**Tarefa 1**.
Responda com base no texto sobre o SUS:
(a) Qual é o principal desafio estrutural do SUS?
(b) O que os sistemas modernos buscam remunerar?
(c) Em vez de aperfeiçoar os programas com base em valor, o que o governo fez com eles?
**Tarefa 2**.
Repita sem alterações o trecho do texto sobre o SUS que começa nas palavras "Alexandre Padilha escreveu" e termina logo após "desfechos clínicos relevantes.".

**Texto da página**.
Alexandre Padilha escreveu que "SUS com qualidade só com mais investimento e inovação". A frase parece correta, mas ele reduz inovação à expansão de gasto público e à multiplicação de programas publicitários, sem enfrentar o principal desafio estrutural do SUS: a geração de valor em saúde.
Ele ainda está preso à lógica do passado, baseada no pagamento por procedimentos e no estímulo quantitativo da produção assistencial. O mundo caminha em outra direção. Sistemas modernos buscam remunerar qualidade, coordenação do cuidado e desfechos clínicos relevantes.
Foi justamente essa a lógica dos programas com base em valor, concebidos em nossa gestão no Ministério da Saúde. Voltados à qualificação da linha de cuidado e à melhoria da eficiência. Mas, tais mudanças exigem tempo de maturação. Em vez de aperfeiçoar os programas, o governo os interrompeu prematuramente, retomando a velha política do anúncio midiático.

**Material exibido**.
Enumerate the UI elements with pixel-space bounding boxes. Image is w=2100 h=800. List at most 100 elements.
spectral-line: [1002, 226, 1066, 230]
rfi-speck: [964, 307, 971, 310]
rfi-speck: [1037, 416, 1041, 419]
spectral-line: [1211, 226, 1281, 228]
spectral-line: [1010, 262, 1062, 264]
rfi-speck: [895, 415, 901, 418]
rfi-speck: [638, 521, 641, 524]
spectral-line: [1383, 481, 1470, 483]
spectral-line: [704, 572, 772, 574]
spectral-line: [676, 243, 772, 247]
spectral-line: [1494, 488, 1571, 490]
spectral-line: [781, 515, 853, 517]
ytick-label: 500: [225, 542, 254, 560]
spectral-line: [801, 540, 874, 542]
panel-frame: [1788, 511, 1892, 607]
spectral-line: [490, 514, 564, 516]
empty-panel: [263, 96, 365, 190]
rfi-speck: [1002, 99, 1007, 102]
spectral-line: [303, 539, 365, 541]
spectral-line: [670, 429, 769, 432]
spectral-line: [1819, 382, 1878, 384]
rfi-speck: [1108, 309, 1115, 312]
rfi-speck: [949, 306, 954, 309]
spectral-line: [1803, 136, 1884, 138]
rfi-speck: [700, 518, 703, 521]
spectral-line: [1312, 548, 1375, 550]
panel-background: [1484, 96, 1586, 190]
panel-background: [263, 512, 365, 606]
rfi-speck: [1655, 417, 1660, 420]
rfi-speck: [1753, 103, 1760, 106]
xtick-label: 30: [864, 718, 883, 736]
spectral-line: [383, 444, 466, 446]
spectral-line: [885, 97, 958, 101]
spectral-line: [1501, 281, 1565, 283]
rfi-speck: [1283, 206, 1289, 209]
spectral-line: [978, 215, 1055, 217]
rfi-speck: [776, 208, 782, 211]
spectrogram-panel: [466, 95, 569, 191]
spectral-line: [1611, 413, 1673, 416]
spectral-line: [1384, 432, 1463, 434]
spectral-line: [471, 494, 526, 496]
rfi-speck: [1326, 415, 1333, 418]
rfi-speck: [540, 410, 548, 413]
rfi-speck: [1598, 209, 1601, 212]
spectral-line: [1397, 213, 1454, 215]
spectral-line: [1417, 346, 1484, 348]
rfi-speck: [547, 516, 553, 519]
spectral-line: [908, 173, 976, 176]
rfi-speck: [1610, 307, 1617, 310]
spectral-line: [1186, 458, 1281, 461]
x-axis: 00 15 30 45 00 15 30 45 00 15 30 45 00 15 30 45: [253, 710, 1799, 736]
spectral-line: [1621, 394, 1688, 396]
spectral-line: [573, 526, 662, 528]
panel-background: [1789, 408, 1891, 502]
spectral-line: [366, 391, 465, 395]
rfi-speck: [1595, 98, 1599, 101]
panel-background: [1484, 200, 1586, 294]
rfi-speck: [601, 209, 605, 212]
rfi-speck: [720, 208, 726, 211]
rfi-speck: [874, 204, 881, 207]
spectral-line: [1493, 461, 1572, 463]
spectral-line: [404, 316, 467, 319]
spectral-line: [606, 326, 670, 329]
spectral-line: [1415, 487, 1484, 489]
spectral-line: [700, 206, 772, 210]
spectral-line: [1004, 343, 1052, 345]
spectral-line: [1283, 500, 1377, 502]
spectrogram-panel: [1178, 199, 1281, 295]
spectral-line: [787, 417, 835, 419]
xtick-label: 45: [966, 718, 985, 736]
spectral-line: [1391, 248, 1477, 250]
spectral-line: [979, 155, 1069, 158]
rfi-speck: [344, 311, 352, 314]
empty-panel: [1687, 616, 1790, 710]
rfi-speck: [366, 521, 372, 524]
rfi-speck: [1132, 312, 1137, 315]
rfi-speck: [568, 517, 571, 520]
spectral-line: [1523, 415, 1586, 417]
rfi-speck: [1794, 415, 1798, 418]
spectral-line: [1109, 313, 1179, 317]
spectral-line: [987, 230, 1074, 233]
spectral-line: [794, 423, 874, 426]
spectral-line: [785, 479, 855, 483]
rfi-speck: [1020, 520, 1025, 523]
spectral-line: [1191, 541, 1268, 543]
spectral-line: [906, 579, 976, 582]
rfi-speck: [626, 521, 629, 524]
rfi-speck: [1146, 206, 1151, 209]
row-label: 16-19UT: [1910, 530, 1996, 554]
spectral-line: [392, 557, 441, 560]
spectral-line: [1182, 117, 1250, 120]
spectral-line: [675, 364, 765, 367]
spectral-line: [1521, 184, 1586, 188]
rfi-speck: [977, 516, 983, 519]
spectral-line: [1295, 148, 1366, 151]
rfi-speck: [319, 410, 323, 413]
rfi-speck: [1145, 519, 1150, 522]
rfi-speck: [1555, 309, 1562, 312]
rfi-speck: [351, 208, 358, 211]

**Resposta 1**.
(a) A geração de valor em saúde.
(b) Qualidade, coordenação do cuidado e desfechos clínicos relevantes.
(c) Interrompeu-os prematuramente e retomou a velha política do anúncio midiático.

**Resposta 2**.
Alexandre Padilha escreveu que "SUS com qualidade só com mais investimento e inovação". A frase parece correta, mas ele reduz inovação à expansão de gasto público e à multiplicação de programas publicitários, sem enfrentar o principal desafio estrutural do SUS: a geração de valor em saúde.
Ele ainda está preso à lógica do passado, baseada no pagamento por procedimentos e no estímulo quantitativo da produção assistencial. O mundo caminha em outra direção. Sistemas modernos buscam remunerar qualidade, coordenação do cuidado e desfechos clínicos relevantes.